WRITTEN TASK: Rewrite the lines from the one with "- zoom-in-button[interactable]: 🔍" to the one with "- param-row[interactable]: Compensation" as a numbered list, leaving out any blank lines.

** BEGIN INPUT ROWS **

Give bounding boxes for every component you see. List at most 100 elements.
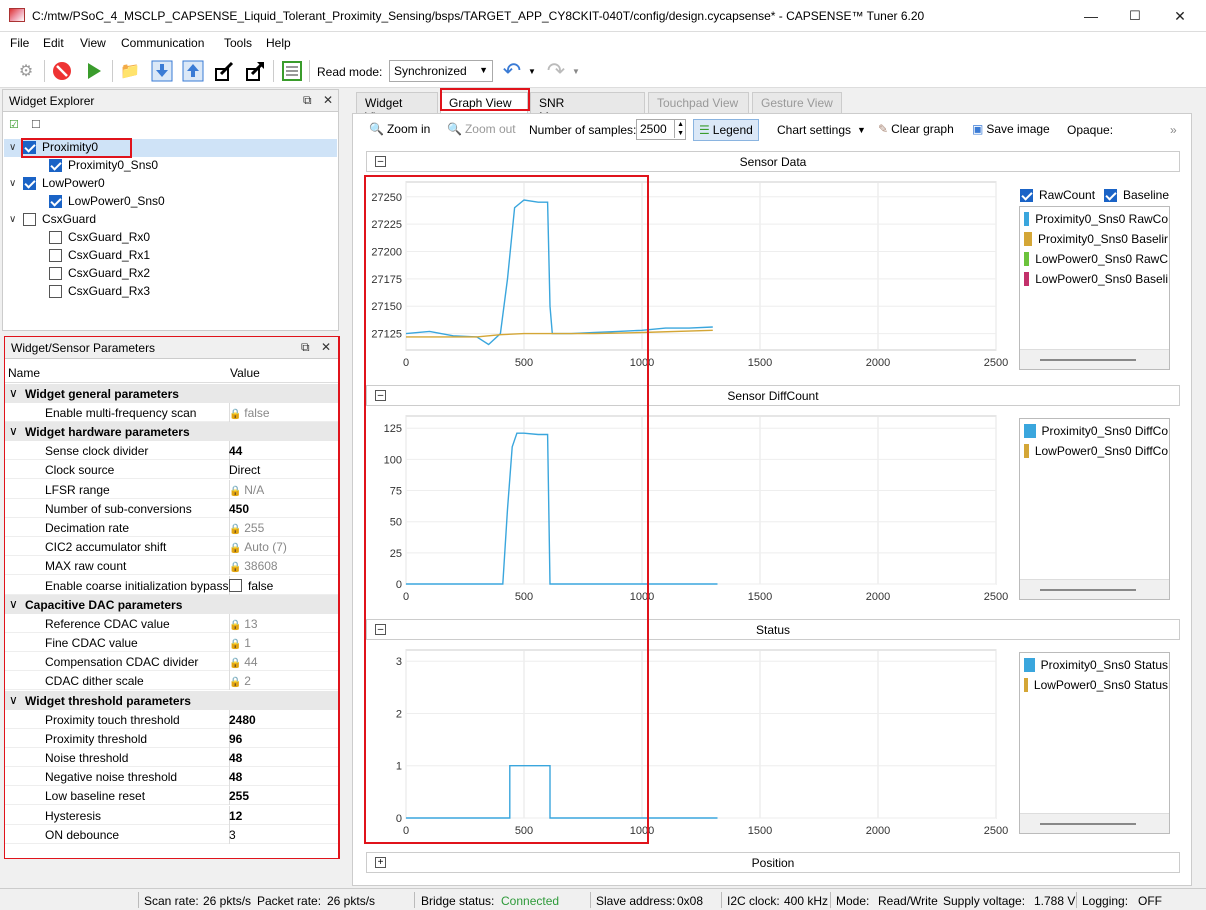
- zoom-in-button[interactable]: 🔍 Zoom in: [369, 122, 430, 136]
- param-value[interactable]: 🔒 38608: [229, 559, 278, 573]
- param-row[interactable]: ON debounce 3: [5, 824, 338, 844]
- tree-item[interactable]: ∨ CsxGuard: [9, 212, 96, 226]
- more-icon[interactable]: »: [1170, 123, 1177, 137]
- expand-chevron-icon[interactable]: ∨: [9, 178, 21, 189]
- param-row[interactable]: Decimation rate 🔒 255: [5, 518, 338, 537]
- legend-item[interactable]: LowPower0_Sns0 RawC: [1024, 252, 1168, 266]
- param-row[interactable]: Compensation CDAC divider 🔒 44: [5, 652, 338, 672]
- tab-snr-measurement[interactable]: SNR Measurement: [530, 92, 645, 124]
- legend-item[interactable]: LowPower0_Sns0 Baseli: [1024, 272, 1168, 286]
- collapse-chevron-icon[interactable]: ∨: [9, 597, 18, 611]
- tab-widget-view[interactable]: Widget View: [356, 92, 438, 124]
- read-mode-select[interactable]: Synchronized ▼: [389, 60, 493, 82]
- export-icon[interactable]: [243, 59, 267, 83]
- undo-icon[interactable]: ↶: [500, 58, 524, 83]
- param-value[interactable]: 🔒 false: [229, 406, 270, 420]
- param-value[interactable]: 48: [229, 751, 242, 765]
- param-group[interactable]: ∨ Widget hardware parameters: [5, 422, 338, 442]
- legend-scrollbar[interactable]: [1020, 349, 1169, 369]
- start-icon[interactable]: [82, 59, 106, 83]
- param-row[interactable]: Sense clock divider 44: [5, 441, 338, 461]
- tree-item[interactable]: CsxGuard_Rx3: [49, 284, 150, 298]
- tree-item[interactable]: LowPower0_Sns0: [49, 194, 165, 208]
- zoom-out-button[interactable]: 🔍 Zoom out: [447, 122, 516, 136]
- section-status[interactable]: – Status: [366, 619, 1180, 640]
- param-row[interactable]: Enable multi-frequency scan 🔒 false: [5, 403, 338, 422]
- expand-chevron-icon[interactable]: ∨: [9, 142, 21, 153]
- tab-gesture-view[interactable]: Gesture View: [752, 92, 842, 114]
- samples-spinbox[interactable]: 2500 ▲ ▼: [636, 119, 686, 140]
- param-value[interactable]: 🔒 N/A: [229, 483, 264, 497]
- param-value[interactable]: 48: [229, 770, 242, 784]
- scrollbar-thumb[interactable]: [1040, 589, 1136, 591]
- legend-item[interactable]: LowPower0_Sns0 Status: [1024, 678, 1168, 692]
- tree-item[interactable]: CsxGuard_Rx2: [49, 266, 150, 280]
- param-value[interactable]: 🔒 13: [229, 617, 258, 631]
- param-value[interactable]: 2480: [229, 713, 256, 727]
- param-value[interactable]: 🔒 2: [229, 674, 251, 688]
- param-value[interactable]: 🔒 44: [229, 655, 258, 669]
- legend-toggle-button[interactable]: ☰ Legend: [693, 119, 759, 141]
- menu-tools[interactable]: Tools: [224, 36, 252, 50]
- log-icon[interactable]: [280, 59, 304, 83]
- param-value[interactable]: false: [229, 578, 273, 593]
- param-row[interactable]: Clock source Direct: [5, 460, 338, 480]
- param-value[interactable]: Direct: [229, 463, 260, 477]
- section-position[interactable]: + Position: [366, 852, 1180, 873]
- baseline-checkbox[interactable]: Baseline: [1104, 188, 1169, 202]
- tree-item[interactable]: CsxGuard_Rx1: [49, 248, 150, 262]
- param-row[interactable]: MAX raw count 🔒 38608: [5, 556, 338, 576]
- param-row[interactable]: Hysteresis 12: [5, 805, 338, 825]
- param-value[interactable]: 🔒 1: [229, 636, 251, 650]
- param-row[interactable]: Reference CDAC value 🔒 13: [5, 613, 338, 633]
- redo-icon[interactable]: ↷: [544, 58, 568, 83]
- param-value[interactable]: 96: [229, 732, 242, 746]
- tab-graph-view[interactable]: Graph View: [440, 92, 528, 114]
- tab-touchpad-view[interactable]: Touchpad View: [648, 92, 749, 114]
- section-diffcount[interactable]: – Sensor DiffCount: [366, 385, 1180, 406]
- checkbox-icon[interactable]: [23, 176, 36, 190]
- checkbox-icon[interactable]: [49, 194, 62, 208]
- uncheck-all-icon[interactable]: ☐: [31, 118, 41, 131]
- check-all-icon[interactable]: ☑: [9, 118, 19, 131]
- param-value[interactable]: 12: [229, 809, 242, 823]
- checkbox-icon[interactable]: [49, 266, 62, 280]
- checkbox-icon[interactable]: [49, 284, 62, 298]
- param-value[interactable]: 3: [229, 828, 236, 842]
- checkbox-icon[interactable]: [23, 140, 36, 154]
- tree-item[interactable]: CsxGuard_Rx0: [49, 230, 150, 244]
- read-icon[interactable]: [150, 59, 174, 83]
- save-image-button[interactable]: ▣ Save image: [972, 122, 1050, 136]
- close-icon[interactable]: ✕: [1172, 8, 1188, 24]
- menu-edit[interactable]: Edit: [43, 36, 64, 50]
- param-value[interactable]: 450: [229, 502, 249, 516]
- param-row[interactable]: Number of sub-conversions 450: [5, 498, 338, 518]
- legend-scrollbar[interactable]: [1020, 579, 1169, 599]
- legend-item[interactable]: Proximity0_Sns0 Status: [1024, 658, 1168, 672]
- checkbox-icon[interactable]: [23, 212, 36, 226]
- param-value[interactable]: 🔒 255: [229, 521, 264, 535]
- write-icon[interactable]: [181, 59, 205, 83]
- param-value[interactable]: 255: [229, 789, 249, 803]
- expand-chevron-icon[interactable]: ∨: [9, 214, 21, 225]
- param-row[interactable]: Proximity threshold 96: [5, 728, 338, 748]
- open-icon[interactable]: 📁: [118, 59, 142, 83]
- param-row[interactable]: Noise threshold 48: [5, 748, 338, 767]
- checkbox-icon[interactable]: [49, 158, 62, 172]
- scrollbar-thumb[interactable]: [1040, 359, 1136, 361]
- legend-item[interactable]: LowPower0_Sns0 DiffCo: [1024, 444, 1168, 458]
- section-sensor-data[interactable]: – Sensor Data: [366, 151, 1180, 172]
- param-row[interactable]: Fine CDAC value 🔒 1: [5, 633, 338, 652]
- close-panel-icon[interactable]: ✕: [323, 93, 333, 107]
- tree-item[interactable]: ∨ LowPower0: [9, 176, 105, 190]
- menu-communication[interactable]: Communication: [121, 36, 204, 50]
- param-row[interactable]: CIC2 accumulator shift 🔒 Auto (7): [5, 537, 338, 557]
- legend-item[interactable]: Proximity0_Sns0 Baselir: [1024, 232, 1168, 246]
- param-row[interactable]: Proximity touch threshold 2480: [5, 709, 338, 729]
- rawcount-checkbox[interactable]: RawCount: [1020, 188, 1095, 202]
- checkbox-icon[interactable]: [229, 578, 242, 592]
- param-group[interactable]: ∨ Widget general parameters: [5, 384, 338, 403]
- param-row[interactable]: Negative noise threshold 48: [5, 767, 338, 787]
- float-icon[interactable]: ⧉: [301, 340, 310, 355]
- param-row[interactable]: Enable coarse initialization bypass false: [5, 575, 338, 595]
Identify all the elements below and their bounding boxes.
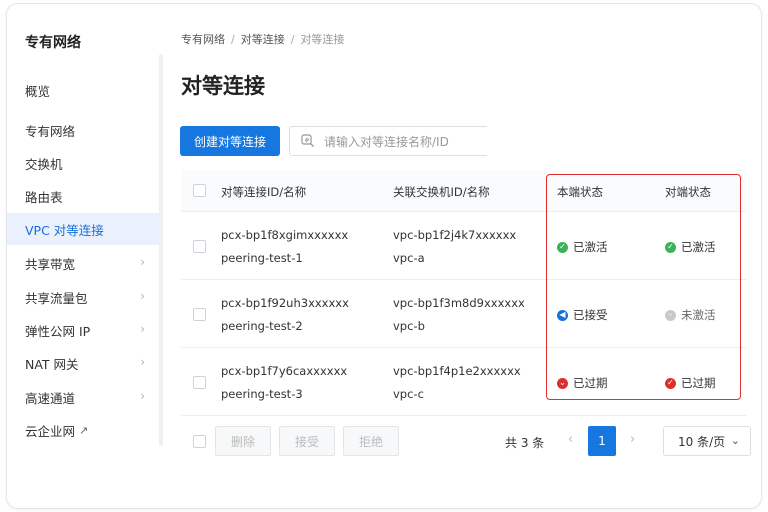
- vpc-name: vpc-a: [393, 251, 425, 265]
- footer-select-all-checkbox[interactable]: [193, 435, 206, 448]
- app-window: 专有网络 概览 专有网络 交换机 路由表 VPC 对等连接 共享带宽 › 共享流…: [6, 3, 762, 509]
- chevron-down-icon: ⌄: [730, 434, 740, 447]
- page-size-value: 10 条/页: [678, 434, 726, 449]
- breadcrumb-item-current: 对等连接: [300, 33, 345, 46]
- delete-button[interactable]: 删除: [215, 426, 271, 456]
- sidebar-item-label: 路由表: [25, 189, 63, 205]
- sidebar-item-cen[interactable]: 云企业网 ↗: [7, 414, 159, 446]
- row-checkbox[interactable]: [193, 240, 206, 253]
- local-status-label: 已激活: [573, 240, 608, 254]
- check-circle-icon: ✓: [557, 241, 568, 253]
- sidebar-item-label: NAT 网关: [25, 356, 79, 372]
- sidebar-item-label: 共享流量包: [25, 290, 88, 306]
- remote-status-label: 已过期: [681, 376, 716, 390]
- sidebar-item-label: 共享带宽: [25, 256, 76, 272]
- remote-status: – 未激活: [665, 307, 716, 323]
- breadcrumb-separator: /: [290, 32, 295, 46]
- sidebar-item-eip[interactable]: 弹性公网 IP ›: [7, 314, 159, 346]
- peering-id[interactable]: pcx-bp1f8xgimxxxxxx: [221, 228, 348, 242]
- sidebar-item-vpc[interactable]: 专有网络: [7, 114, 159, 146]
- chevron-right-icon: ›: [140, 322, 145, 336]
- sidebar-item-overview[interactable]: 概览: [7, 74, 159, 106]
- create-peering-button[interactable]: 创建对等连接: [180, 126, 280, 156]
- select-all-checkbox[interactable]: [193, 184, 206, 197]
- sidebar-item-label: 高速通道: [25, 390, 76, 406]
- chevron-right-icon: ›: [140, 355, 145, 369]
- column-header-remote-status: 对端状态: [665, 185, 711, 199]
- column-header-local-status: 本端状态: [557, 185, 603, 199]
- breadcrumb: 专有网络 / 对等连接 / 对等连接: [181, 31, 344, 47]
- chevron-right-icon: ›: [140, 389, 145, 403]
- chevron-right-icon: ›: [140, 255, 145, 269]
- chevron-right-icon: ›: [140, 289, 145, 303]
- table-row: pcx-bp1f7y6caxxxxxx peering-test-3 vpc-b…: [181, 348, 746, 416]
- table-row: pcx-bp1f8xgimxxxxxx peering-test-1 vpc-b…: [181, 212, 746, 280]
- peering-id[interactable]: pcx-bp1f92uh3xxxxxx: [221, 296, 349, 310]
- remote-status-label: 未激活: [681, 308, 716, 322]
- external-link-icon: ↗: [79, 423, 89, 437]
- table-footer: 删除 接受 拒绝 共 3 条 ‹ 1 › 10 条/页 ⌄: [181, 426, 761, 460]
- remote-status-label: 已激活: [681, 240, 716, 254]
- remote-status: ✓ 已过期: [665, 375, 716, 391]
- row-checkbox[interactable]: [193, 308, 206, 321]
- page-size-select[interactable]: 10 条/页 ⌄: [663, 426, 751, 456]
- accept-button[interactable]: 接受: [279, 426, 335, 456]
- column-header-peer: 关联交换机ID/名称: [393, 185, 490, 199]
- peering-name: peering-test-1: [221, 251, 303, 265]
- arrow-left-circle-icon: ◀: [557, 309, 568, 321]
- table-row: pcx-bp1f92uh3xxxxxx peering-test-2 vpc-b…: [181, 280, 746, 348]
- check-circle-icon: ✓: [665, 241, 676, 253]
- breadcrumb-item-vpc[interactable]: 专有网络: [181, 31, 225, 47]
- sidebar-item-shared-bandwidth[interactable]: 共享带宽 ›: [7, 247, 159, 279]
- sidebar-item-label: 交换机: [25, 156, 63, 172]
- sidebar-item-vpc-peering[interactable]: VPC 对等连接: [7, 213, 159, 245]
- chevron-right-icon[interactable]: ›: [630, 432, 635, 447]
- table-header: 对等连接ID/名称 关联交换机ID/名称 本端状态 对端状态: [181, 170, 746, 212]
- chevron-left-icon[interactable]: ‹: [568, 432, 573, 447]
- sidebar-item-label: 专有网络: [25, 123, 76, 139]
- total-count: 共 3 条: [505, 436, 545, 450]
- check-circle-icon: ✓: [665, 377, 676, 389]
- vpc-name: vpc-b: [393, 319, 425, 333]
- page-title: 对等连接: [181, 74, 265, 98]
- vpc-id[interactable]: vpc-bp1f3m8d9xxxxxx: [393, 296, 525, 310]
- sidebar-item-express-connect[interactable]: 高速通道 ›: [7, 381, 159, 413]
- peering-name: peering-test-2: [221, 319, 303, 333]
- sidebar-item-label: 概览: [25, 83, 51, 99]
- row-checkbox[interactable]: [193, 376, 206, 389]
- peering-id[interactable]: pcx-bp1f7y6caxxxxxx: [221, 364, 347, 378]
- vpc-name: vpc-c: [393, 387, 424, 401]
- vpc-id[interactable]: vpc-bp1f2j4k7xxxxxx: [393, 228, 516, 242]
- breadcrumb-separator: /: [231, 32, 235, 46]
- sidebar-item-vswitch[interactable]: 交换机: [7, 147, 159, 179]
- local-status: ✓ 已激活: [557, 239, 608, 255]
- vpc-id[interactable]: vpc-bp1f4p1e2xxxxxx: [393, 364, 521, 378]
- local-status-label: 已接受: [573, 308, 608, 322]
- main-content: 专有网络 / 对等连接 / 对等连接 对等连接 创建对等连接 请输入对等连接名称…: [163, 4, 761, 508]
- local-status-label: 已过期: [573, 376, 608, 390]
- search-placeholder: 请输入对等连接名称/ID: [324, 134, 449, 149]
- chevron-down-circle-icon: ⌄: [557, 377, 568, 389]
- search-input[interactable]: 请输入对等连接名称/ID: [289, 126, 487, 156]
- sidebar-item-route-table[interactable]: 路由表: [7, 180, 159, 212]
- sidebar-item-label: VPC 对等连接: [25, 222, 104, 238]
- page-button-current[interactable]: 1: [588, 426, 616, 456]
- sidebar-item-label: 云企业网: [25, 423, 76, 439]
- sidebar-item-nat-gateway[interactable]: NAT 网关 ›: [7, 347, 159, 379]
- sidebar-item-shared-traffic[interactable]: 共享流量包 ›: [7, 281, 159, 313]
- local-status: ⌄ 已过期: [557, 375, 608, 391]
- remote-status: ✓ 已激活: [665, 239, 716, 255]
- local-status: ◀ 已接受: [557, 307, 608, 323]
- search-connection-icon: [301, 134, 314, 147]
- sidebar: 专有网络 概览 专有网络 交换机 路由表 VPC 对等连接 共享带宽 › 共享流…: [7, 4, 159, 508]
- peering-name: peering-test-3: [221, 387, 303, 401]
- sidebar-title: 专有网络: [25, 35, 81, 51]
- reject-button[interactable]: 拒绝: [343, 426, 399, 456]
- column-header-name: 对等连接ID/名称: [221, 185, 307, 199]
- sidebar-item-label: 弹性公网 IP: [25, 323, 91, 339]
- breadcrumb-item-peering[interactable]: 对等连接: [241, 31, 285, 47]
- minus-circle-icon: –: [665, 309, 676, 321]
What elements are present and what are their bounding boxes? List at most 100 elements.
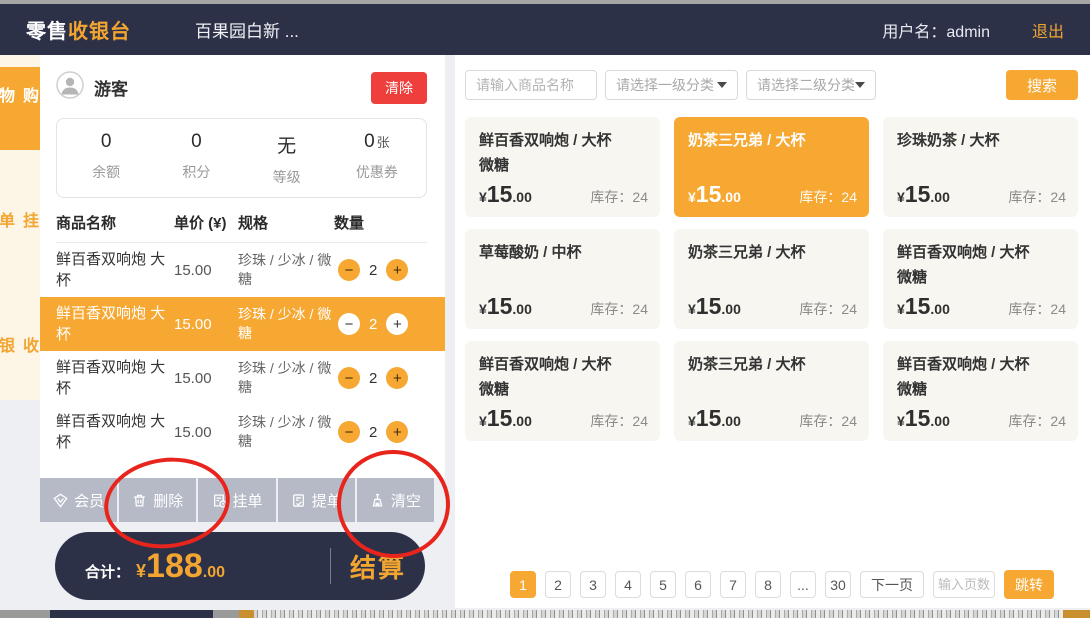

** END INPUT ROWS **

RESULT OF THIS EXERCISE:
1. - zoom-in-button[interactable]: 🔍 Zoom in: [369, 122, 430, 136]
2. - param-value[interactable]: 🔒 38608: [229, 559, 278, 573]
3. - param-row[interactable]: ON debounce 3: [5, 824, 338, 844]
4. - tree-item[interactable]: ∨ CsxGuard: [9, 212, 96, 226]
5. - more-icon[interactable]: »: [1170, 123, 1177, 137]
6. - expand-chevron-icon[interactable]: ∨: [9, 178, 21, 189]
7. - param-row[interactable]: Decimation rate 🔒 255: [5, 518, 338, 537]
8. - legend-item[interactable]: LowPower0_Sns0 RawC: [1024, 252, 1168, 266]
9. - param-row[interactable]: Compensation CDAC divider 🔒 44: [5, 652, 338, 672]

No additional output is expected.